What to produce ▸ Pull out all lines from the listing below in which the word "const" appears.

[Stored entries]
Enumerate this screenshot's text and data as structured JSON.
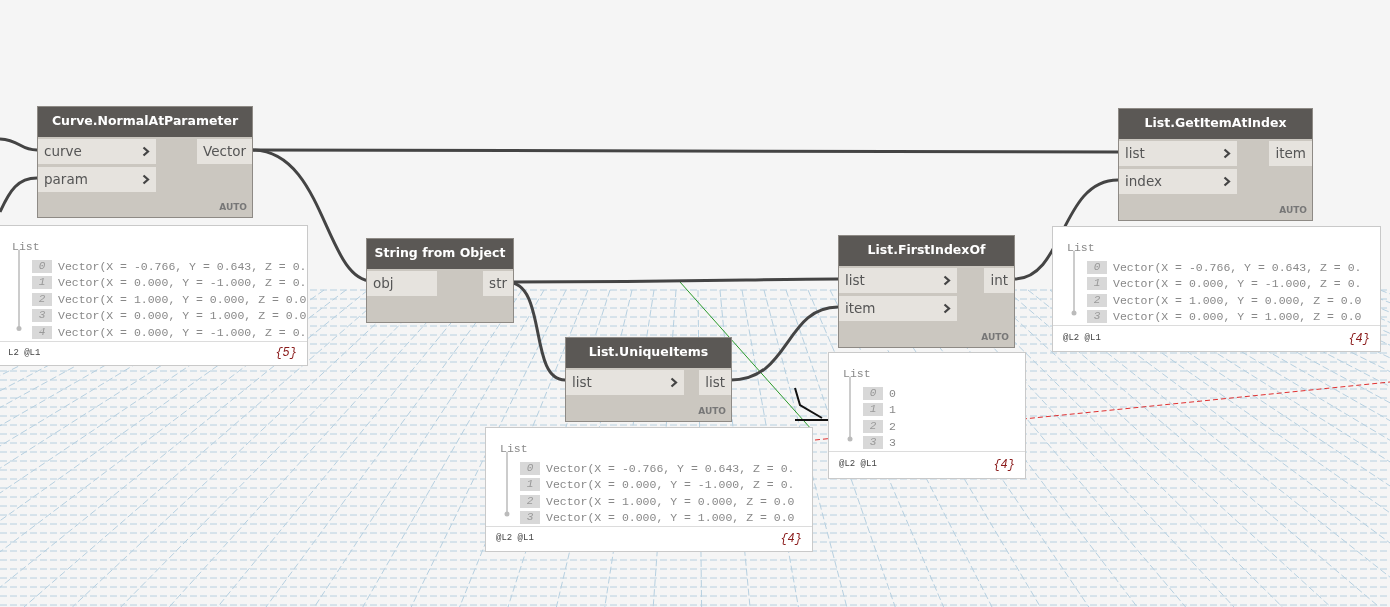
{
  "nodes": [
    {
      "title": "Curve.NormalAtParameter",
      "inputs": [
        {
          "name": "curve",
          "arrow": true
        },
        {
          "name": "param",
          "arrow": true
        }
      ],
      "outputs": [
        "Vector"
      ],
      "lacing": "AUTO",
      "watch": {
        "header": "List",
        "items": [
          {
            "index": "0",
            "value": "Vector(X = -0.766, Y = 0.643, Z = 0."
          },
          {
            "index": "1",
            "value": "Vector(X = 0.000, Y = -1.000, Z = 0."
          },
          {
            "index": "2",
            "value": "Vector(X = 1.000, Y = 0.000, Z = 0.0"
          },
          {
            "index": "3",
            "value": "Vector(X = 0.000, Y = 1.000, Z = 0.0"
          },
          {
            "index": "4",
            "value": "Vector(X = 0.000, Y = -1.000, Z = 0."
          }
        ],
        "levels": "L2 @L1",
        "count": "{5}"
      }
    },
    {
      "title": "String from Object",
      "inputs": [
        {
          "name": "obj",
          "arrow": false
        }
      ],
      "outputs": [
        "str"
      ]
    },
    {
      "title": "List.UniqueItems",
      "inputs": [
        {
          "name": "list",
          "arrow": true
        }
      ],
      "outputs": [
        "list"
      ],
      "lacing": "AUTO",
      "watch": {
        "header": "List",
        "items": [
          {
            "index": "0",
            "value": "Vector(X = -0.766, Y = 0.643, Z = 0."
          },
          {
            "index": "1",
            "value": "Vector(X = 0.000, Y = -1.000, Z = 0."
          },
          {
            "index": "2",
            "value": "Vector(X = 1.000, Y = 0.000, Z = 0.0"
          },
          {
            "index": "3",
            "value": "Vector(X = 0.000, Y = 1.000, Z = 0.0"
          }
        ],
        "levels": "@L2 @L1",
        "count": "{4}"
      }
    },
    {
      "title": "List.FirstIndexOf",
      "inputs": [
        {
          "name": "list",
          "arrow": true
        },
        {
          "name": "item",
          "arrow": true
        }
      ],
      "outputs": [
        "int"
      ],
      "lacing": "AUTO",
      "watch": {
        "header": "List",
        "items": [
          {
            "index": "0",
            "value": "0"
          },
          {
            "index": "1",
            "value": "1"
          },
          {
            "index": "2",
            "value": "2"
          },
          {
            "index": "3",
            "value": "3"
          }
        ],
        "levels": "@L2 @L1",
        "count": "{4}"
      }
    },
    {
      "title": "List.GetItemAtIndex",
      "inputs": [
        {
          "name": "list",
          "arrow": true
        },
        {
          "name": "index",
          "arrow": true
        }
      ],
      "outputs": [
        "item"
      ],
      "lacing": "AUTO",
      "watch": {
        "header": "List",
        "items": [
          {
            "index": "0",
            "value": "Vector(X = -0.766, Y = 0.643, Z = 0."
          },
          {
            "index": "1",
            "value": "Vector(X = 0.000, Y = -1.000, Z = 0."
          },
          {
            "index": "2",
            "value": "Vector(X = 1.000, Y = 0.000, Z = 0.0"
          },
          {
            "index": "3",
            "value": "Vector(X = 0.000, Y = 1.000, Z = 0.0"
          }
        ],
        "levels": "@L2 @L1",
        "count": "{4}"
      }
    }
  ]
}
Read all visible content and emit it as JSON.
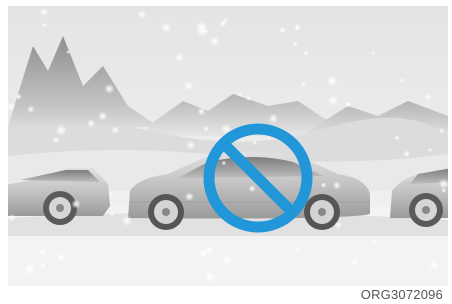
{
  "illustration": {
    "description_icon": "prohibition-icon",
    "prohibition_color": "#2196d9",
    "scene_palette": {
      "sky": "#e6e6e6",
      "mountain": "#a8a8a8",
      "snow": "#f7f7f7",
      "car_body": "#c8c8c8"
    }
  },
  "caption": {
    "code": "ORG3072096"
  }
}
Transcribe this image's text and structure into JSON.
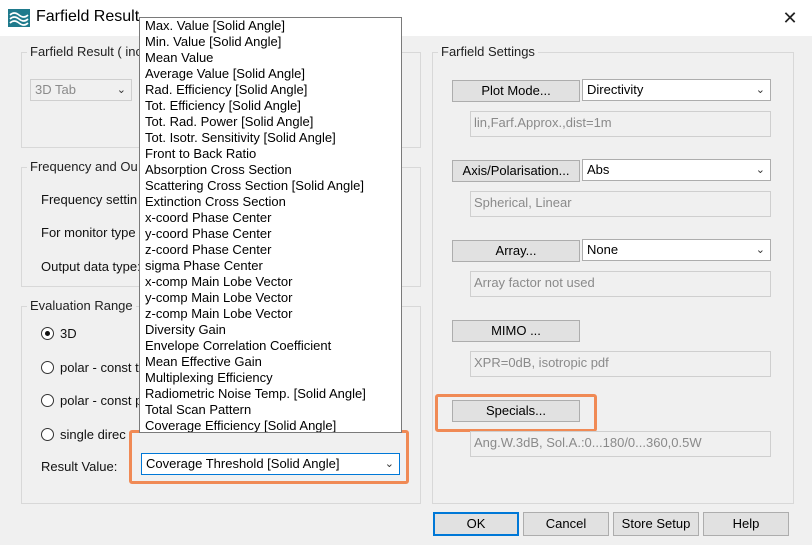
{
  "window": {
    "title": "Farfield Result",
    "close_glyph": "✕"
  },
  "farfield_result_group": {
    "label": "Farfield Result ( inc",
    "tab_combo_value": "3D Tab"
  },
  "freq_output_group": {
    "label": "Frequency and Ou",
    "frequency_setting_label": "Frequency settin",
    "monitor_type_label": "For monitor type",
    "output_data_type_label": "Output data type:"
  },
  "evaluation_range_group": {
    "label": "Evaluation Range",
    "radio_3d": "3D",
    "radio_polar_t": "polar - const t",
    "radio_polar_p": "polar - const p",
    "radio_single": "single direc",
    "result_value_label": "Result Value:"
  },
  "result_value_dropdown": {
    "selected": "Coverage Threshold [Solid Angle]",
    "options": [
      "Max. Value [Solid Angle]",
      "Min. Value [Solid Angle]",
      "Mean Value",
      "Average Value [Solid Angle]",
      "Rad. Efficiency [Solid Angle]",
      "Tot. Efficiency [Solid Angle]",
      "Tot. Rad. Power [Solid Angle]",
      "Tot. Isotr. Sensitivity [Solid Angle]",
      "Front to Back Ratio",
      "Absorption Cross Section",
      "Scattering Cross Section [Solid Angle]",
      "Extinction Cross Section",
      "x-coord Phase Center",
      "y-coord Phase Center",
      "z-coord Phase Center",
      "sigma Phase Center",
      "x-comp Main Lobe Vector",
      "y-comp Main Lobe Vector",
      "z-comp Main Lobe Vector",
      "Diversity Gain",
      "Envelope Correlation Coefficient",
      "Mean Effective Gain",
      "Multiplexing Efficiency",
      "Radiometric Noise Temp. [Solid Angle]",
      "Total Scan Pattern",
      "Coverage Efficiency [Solid Angle]",
      "Coverage Threshold [Solid Angle]"
    ],
    "highlighted_index": 26
  },
  "farfield_settings": {
    "label": "Farfield Settings",
    "plot_mode_button": "Plot Mode...",
    "plot_mode_value": "Directivity",
    "plot_mode_info": "lin,Farf.Approx.,dist=1m",
    "axis_button": "Axis/Polarisation...",
    "axis_value": "Abs",
    "axis_info": "Spherical, Linear",
    "array_button": "Array...",
    "array_value": "None",
    "array_info": "Array factor not used",
    "mimo_button": "MIMO ...",
    "mimo_info": "XPR=0dB, isotropic pdf",
    "specials_button": "Specials...",
    "specials_info": "Ang.W.3dB, Sol.A.:0...180/0...360,0.5W"
  },
  "footer": {
    "ok": "OK",
    "cancel": "Cancel",
    "store_setup": "Store Setup",
    "help": "Help"
  },
  "colors": {
    "highlight": "#f08a55",
    "selection": "#0078d7",
    "app_icon": "#1f7a8c"
  }
}
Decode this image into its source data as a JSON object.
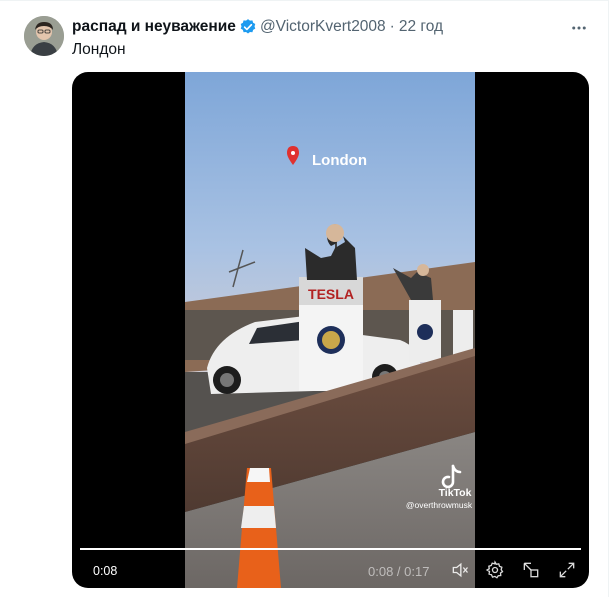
{
  "tweet": {
    "display_name": "распад и неуважение",
    "handle": "@VictorKvert2008",
    "separator": "·",
    "time": "22 год",
    "text": "Лондон",
    "verified_color": "#1d9bf0"
  },
  "video": {
    "overlay_location": "London",
    "watermark_brand": "TikTok",
    "watermark_user": "@overthrowmusk",
    "sign_text": "TESLA",
    "current_time": "0:08",
    "time_display": "0:08 / 0:17",
    "progress": 1.0
  },
  "icons": {
    "more": "more-dots-icon",
    "verified": "verified-badge-icon",
    "mute": "mute-icon",
    "settings": "gear-icon",
    "dock": "dock-icon",
    "fullscreen": "fullscreen-icon"
  }
}
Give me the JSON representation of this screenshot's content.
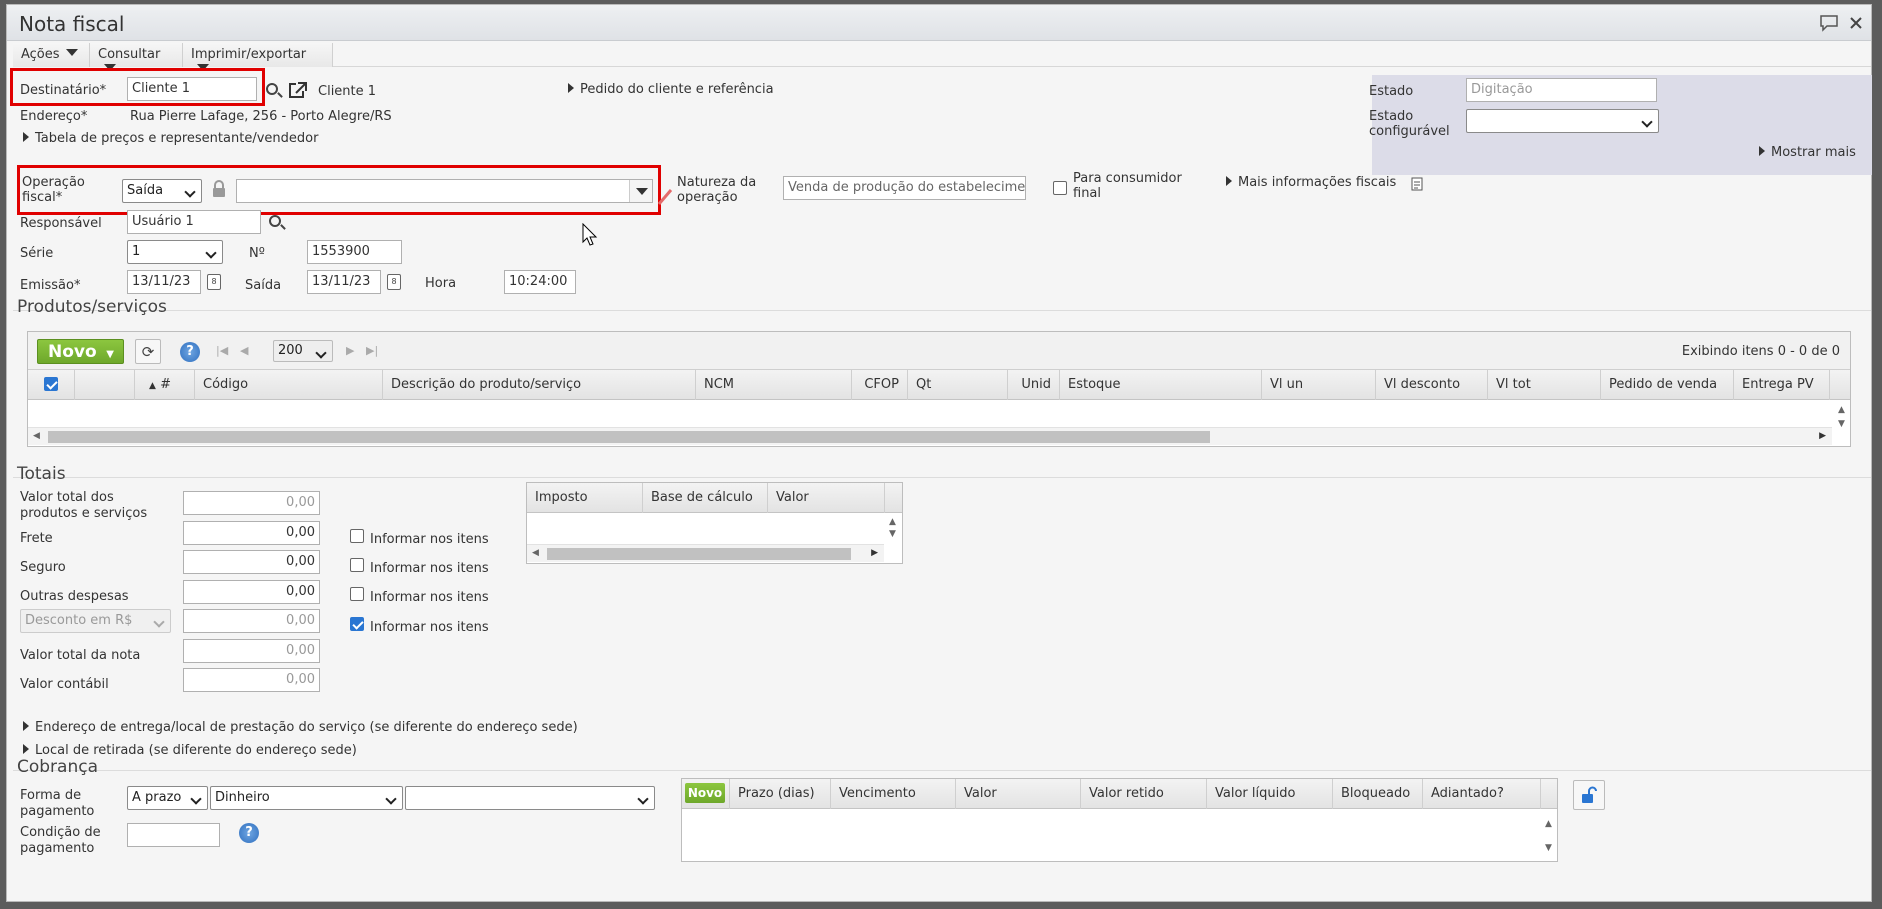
{
  "window": {
    "title": "Nota fiscal"
  },
  "menu": {
    "acoes": "Ações",
    "consultar": "Consultar",
    "imprimir": "Imprimir/exportar"
  },
  "header": {
    "destinatario_label": "Destinatário",
    "destinatario_value": "Cliente 1",
    "cliente_link": "Cliente 1",
    "pedido_link": "Pedido do cliente e referência",
    "endereco_label": "Endereço",
    "endereco_value": "Rua Pierre Lafage, 256 - Porto Alegre/RS",
    "tabela_link": "Tabela de preços e representante/vendedor",
    "operacao_label_1": "Operação",
    "operacao_label_2": "fiscal",
    "operacao_value": "Saída",
    "natureza_label_1": "Natureza da",
    "natureza_label_2": "operação",
    "natureza_value": "Venda de produção do estabelecime",
    "consumidor_label_1": "Para consumidor",
    "consumidor_label_2": "final",
    "mais_fiscais": "Mais informações fiscais",
    "responsavel_label": "Responsável",
    "responsavel_value": "Usuário 1",
    "serie_label": "Série",
    "serie_value": "1",
    "numero_label": "Nº",
    "numero_value": "1553900",
    "emissao_label": "Emissão",
    "emissao_value": "13/11/23",
    "saida_label": "Saída",
    "saida_value": "13/11/23",
    "hora_label": "Hora",
    "hora_value": "10:24:00"
  },
  "estado": {
    "estado_label": "Estado",
    "estado_value": "Digitação",
    "config_label_1": "Estado",
    "config_label_2": "configurável",
    "mostrar_mais": "Mostrar mais"
  },
  "produtos": {
    "title": "Produtos/serviços",
    "novo": "Novo",
    "page_size": "200",
    "exibindo": "Exibindo itens 0 - 0 de 0",
    "columns": [
      "#",
      "Código",
      "Descrição do produto/serviço",
      "NCM",
      "CFOP",
      "Qt",
      "Unid",
      "Estoque",
      "Vl un",
      "Vl desconto",
      "Vl tot",
      "Pedido de venda",
      "Entrega PV"
    ]
  },
  "totais": {
    "title": "Totais",
    "valor_total_label_1": "Valor total dos",
    "valor_total_label_2": "produtos e serviços",
    "valor_total_value": "0,00",
    "frete_label": "Frete",
    "frete_value": "0,00",
    "seguro_label": "Seguro",
    "seguro_value": "0,00",
    "outras_label": "Outras despesas",
    "outras_value": "0,00",
    "desconto_select": "Desconto em R$",
    "desconto_value": "0,00",
    "valor_nota_label": "Valor total da nota",
    "valor_nota_value": "0,00",
    "contabil_label": "Valor contábil",
    "contabil_value": "0,00",
    "informar": "Informar nos itens",
    "imposto_columns": [
      "Imposto",
      "Base de cálculo",
      "Valor"
    ]
  },
  "links": {
    "entrega": "Endereço de entrega/local de prestação do serviço (se diferente do endereço sede)",
    "retirada": "Local de retirada (se diferente do endereço sede)"
  },
  "cobranca": {
    "title": "Cobrança",
    "forma_label_1": "Forma de",
    "forma_label_2": "pagamento",
    "forma_value": "A prazo",
    "meio_value": "Dinheiro",
    "condicao_label_1": "Condição de",
    "condicao_label_2": "pagamento",
    "novo": "Novo",
    "columns": [
      "Prazo (dias)",
      "Vencimento",
      "Valor",
      "Valor retido",
      "Valor líquido",
      "Bloqueado",
      "Adiantado?"
    ]
  }
}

Correct output ▸
    "radio_polar_t": "polar - const t",
    "radio_polar_p": "polar - const p",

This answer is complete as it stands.